Condensez le paragraphe du passage cité qui commence par « Le dernier récit encadré » en gardant ses faits principaux.

# [Passage cité]
---
Dès lors, imperceptiblement, le mouvement s’amorce. L’attente qu’il aura suscitée donnera aux zooms et aux travellings une légitimité bouleversante : ponctuation sublime des émotions en jeu, la mobilité du regard commence à déstabiliser la fixité de la situation initiale. La mort généralisée de la famille de Tsugumo lui permet de s’affranchir de la figure d’autorité du code à l’origine de toutes ses souffrance. C’est désormais une lutte contre le système qui s’échafaude, et dont le suicide n’est que l’annonce d’un désaveu de la hiérarchie toute entière.
Le dernier récit encadré est ainsi résolument programmatique : il annonce la délivrance de Tsugumo, qui repart au combat après 16 ans d’inactivité. Enfin, l’extérieur se déploie, dans des plans sublimes où le vent, les herbes et les bambouseraies semblent une véritable récompense pour le protagoniste comme pour le spectateur. Désaxés, obliques, plus brefs, les plans magnifient la chorégraphie du combat singulier. De la même façon que le dialogue initial entre Tsugumo et l’intendant préparait son discours à tout le clan, cet affrontement annonce l’assaut collectif final.
Décharge sensationnelle, cette lutte d’un contre tous, d’un homme contre le système, d’un cœur contre une armure emblématique et vide, constitue le point d’orgue du film et d’une civilisation malade. Le cadre des débuts implose : les cloisons sautent, les murs sont maculés de sang, les armes criblent les parois. Combat bouleversant parce que totalement légitimé par la parole qui le précédait, parce qu’en prélude d’un suicide qui restera digne, mais non sans avoir ébranlé le pouvoir qui en assure le protocole.
---
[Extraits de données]
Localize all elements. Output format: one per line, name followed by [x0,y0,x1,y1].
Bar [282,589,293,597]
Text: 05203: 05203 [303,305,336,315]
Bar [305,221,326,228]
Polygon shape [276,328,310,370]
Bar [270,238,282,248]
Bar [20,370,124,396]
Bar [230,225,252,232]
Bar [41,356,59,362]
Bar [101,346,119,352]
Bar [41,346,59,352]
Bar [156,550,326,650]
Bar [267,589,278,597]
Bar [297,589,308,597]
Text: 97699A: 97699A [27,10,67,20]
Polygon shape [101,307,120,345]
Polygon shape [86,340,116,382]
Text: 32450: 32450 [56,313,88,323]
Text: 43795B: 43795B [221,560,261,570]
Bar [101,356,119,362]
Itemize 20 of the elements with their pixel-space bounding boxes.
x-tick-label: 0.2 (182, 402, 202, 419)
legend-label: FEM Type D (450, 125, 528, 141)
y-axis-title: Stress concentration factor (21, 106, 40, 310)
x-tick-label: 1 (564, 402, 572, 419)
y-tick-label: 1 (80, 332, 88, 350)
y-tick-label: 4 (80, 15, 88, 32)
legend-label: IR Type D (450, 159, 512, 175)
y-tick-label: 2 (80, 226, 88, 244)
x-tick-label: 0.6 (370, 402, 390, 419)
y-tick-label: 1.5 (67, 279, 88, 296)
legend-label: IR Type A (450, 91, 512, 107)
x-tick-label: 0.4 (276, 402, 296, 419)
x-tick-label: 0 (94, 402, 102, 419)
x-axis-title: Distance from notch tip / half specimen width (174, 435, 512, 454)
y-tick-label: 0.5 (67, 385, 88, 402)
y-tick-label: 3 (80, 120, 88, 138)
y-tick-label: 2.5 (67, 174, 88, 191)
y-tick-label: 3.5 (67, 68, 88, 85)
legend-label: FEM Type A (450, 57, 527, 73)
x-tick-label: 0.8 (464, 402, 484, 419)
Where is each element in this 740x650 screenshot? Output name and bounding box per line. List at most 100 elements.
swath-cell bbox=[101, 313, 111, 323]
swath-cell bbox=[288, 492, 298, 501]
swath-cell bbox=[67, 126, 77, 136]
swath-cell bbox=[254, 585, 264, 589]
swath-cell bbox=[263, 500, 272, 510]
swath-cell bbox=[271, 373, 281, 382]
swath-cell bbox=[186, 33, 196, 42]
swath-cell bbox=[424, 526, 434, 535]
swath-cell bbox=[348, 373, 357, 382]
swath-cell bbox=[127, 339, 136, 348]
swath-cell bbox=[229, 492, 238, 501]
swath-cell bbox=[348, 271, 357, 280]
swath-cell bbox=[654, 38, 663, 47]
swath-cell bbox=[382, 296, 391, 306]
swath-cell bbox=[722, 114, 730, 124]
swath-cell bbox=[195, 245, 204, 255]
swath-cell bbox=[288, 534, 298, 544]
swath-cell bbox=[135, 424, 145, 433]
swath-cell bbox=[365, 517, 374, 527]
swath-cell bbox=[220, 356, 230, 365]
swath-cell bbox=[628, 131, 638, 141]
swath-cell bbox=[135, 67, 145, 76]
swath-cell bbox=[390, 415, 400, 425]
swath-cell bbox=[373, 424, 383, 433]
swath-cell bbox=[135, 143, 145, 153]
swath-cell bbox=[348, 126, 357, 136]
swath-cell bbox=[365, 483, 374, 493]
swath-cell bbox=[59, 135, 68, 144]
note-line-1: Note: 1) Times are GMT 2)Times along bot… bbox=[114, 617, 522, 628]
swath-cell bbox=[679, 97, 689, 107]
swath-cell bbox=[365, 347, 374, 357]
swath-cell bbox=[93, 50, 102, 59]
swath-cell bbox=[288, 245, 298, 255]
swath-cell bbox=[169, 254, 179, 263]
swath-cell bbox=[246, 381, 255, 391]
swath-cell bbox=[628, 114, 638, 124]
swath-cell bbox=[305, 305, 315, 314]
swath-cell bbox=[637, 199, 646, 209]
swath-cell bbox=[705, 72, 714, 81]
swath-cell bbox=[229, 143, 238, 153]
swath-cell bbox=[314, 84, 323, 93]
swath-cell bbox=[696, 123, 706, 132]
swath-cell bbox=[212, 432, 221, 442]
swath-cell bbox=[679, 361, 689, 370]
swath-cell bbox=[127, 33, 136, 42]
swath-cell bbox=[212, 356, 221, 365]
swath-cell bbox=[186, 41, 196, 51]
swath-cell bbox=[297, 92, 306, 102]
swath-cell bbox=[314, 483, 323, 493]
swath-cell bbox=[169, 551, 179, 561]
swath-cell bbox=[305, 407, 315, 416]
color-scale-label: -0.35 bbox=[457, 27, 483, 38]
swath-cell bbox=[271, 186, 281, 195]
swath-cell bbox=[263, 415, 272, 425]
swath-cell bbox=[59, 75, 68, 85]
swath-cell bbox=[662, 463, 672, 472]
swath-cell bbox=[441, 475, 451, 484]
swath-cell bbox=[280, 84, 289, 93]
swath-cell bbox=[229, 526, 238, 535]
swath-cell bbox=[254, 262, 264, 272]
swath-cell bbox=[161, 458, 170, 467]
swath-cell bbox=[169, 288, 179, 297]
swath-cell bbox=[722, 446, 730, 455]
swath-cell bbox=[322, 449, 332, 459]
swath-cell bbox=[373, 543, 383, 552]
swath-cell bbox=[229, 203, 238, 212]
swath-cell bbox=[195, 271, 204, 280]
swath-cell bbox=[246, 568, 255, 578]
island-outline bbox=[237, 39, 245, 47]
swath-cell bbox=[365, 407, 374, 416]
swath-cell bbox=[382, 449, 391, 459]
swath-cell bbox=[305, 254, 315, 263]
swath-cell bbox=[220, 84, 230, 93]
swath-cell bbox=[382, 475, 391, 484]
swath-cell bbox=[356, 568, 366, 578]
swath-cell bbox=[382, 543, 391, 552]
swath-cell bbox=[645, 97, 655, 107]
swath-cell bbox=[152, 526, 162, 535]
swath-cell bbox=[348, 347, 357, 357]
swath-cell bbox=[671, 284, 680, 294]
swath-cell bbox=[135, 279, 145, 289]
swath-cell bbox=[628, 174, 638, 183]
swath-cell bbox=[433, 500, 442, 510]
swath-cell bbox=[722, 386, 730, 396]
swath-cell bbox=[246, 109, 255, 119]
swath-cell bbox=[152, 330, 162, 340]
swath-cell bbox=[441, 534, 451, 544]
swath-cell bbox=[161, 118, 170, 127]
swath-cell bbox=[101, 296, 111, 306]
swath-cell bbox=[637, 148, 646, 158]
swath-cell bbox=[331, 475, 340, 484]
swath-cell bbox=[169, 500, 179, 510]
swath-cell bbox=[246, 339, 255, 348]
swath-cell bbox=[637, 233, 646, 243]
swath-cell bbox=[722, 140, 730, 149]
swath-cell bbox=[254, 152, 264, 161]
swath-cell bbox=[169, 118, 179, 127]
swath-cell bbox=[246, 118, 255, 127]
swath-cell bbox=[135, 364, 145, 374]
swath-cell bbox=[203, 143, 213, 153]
---
# [Solution rédigée]
Le dernier récit encadré annonce la délivrance de Tsugumo, qui reprend le combat après 16 ans d'inactivité. L'extérieur apparaît enfin, avec le vent, les herbes et les bambouseraies, comme une récompense pour le protagoniste et pour le spectateur. Des plans désaxés, obliques et plus brefs mettent en valeur la chorégraphie du combat singulier. Comme le dialogue initial avec l'intendant préparait le discours au clan, ce duel annonce l'assaut collectif final.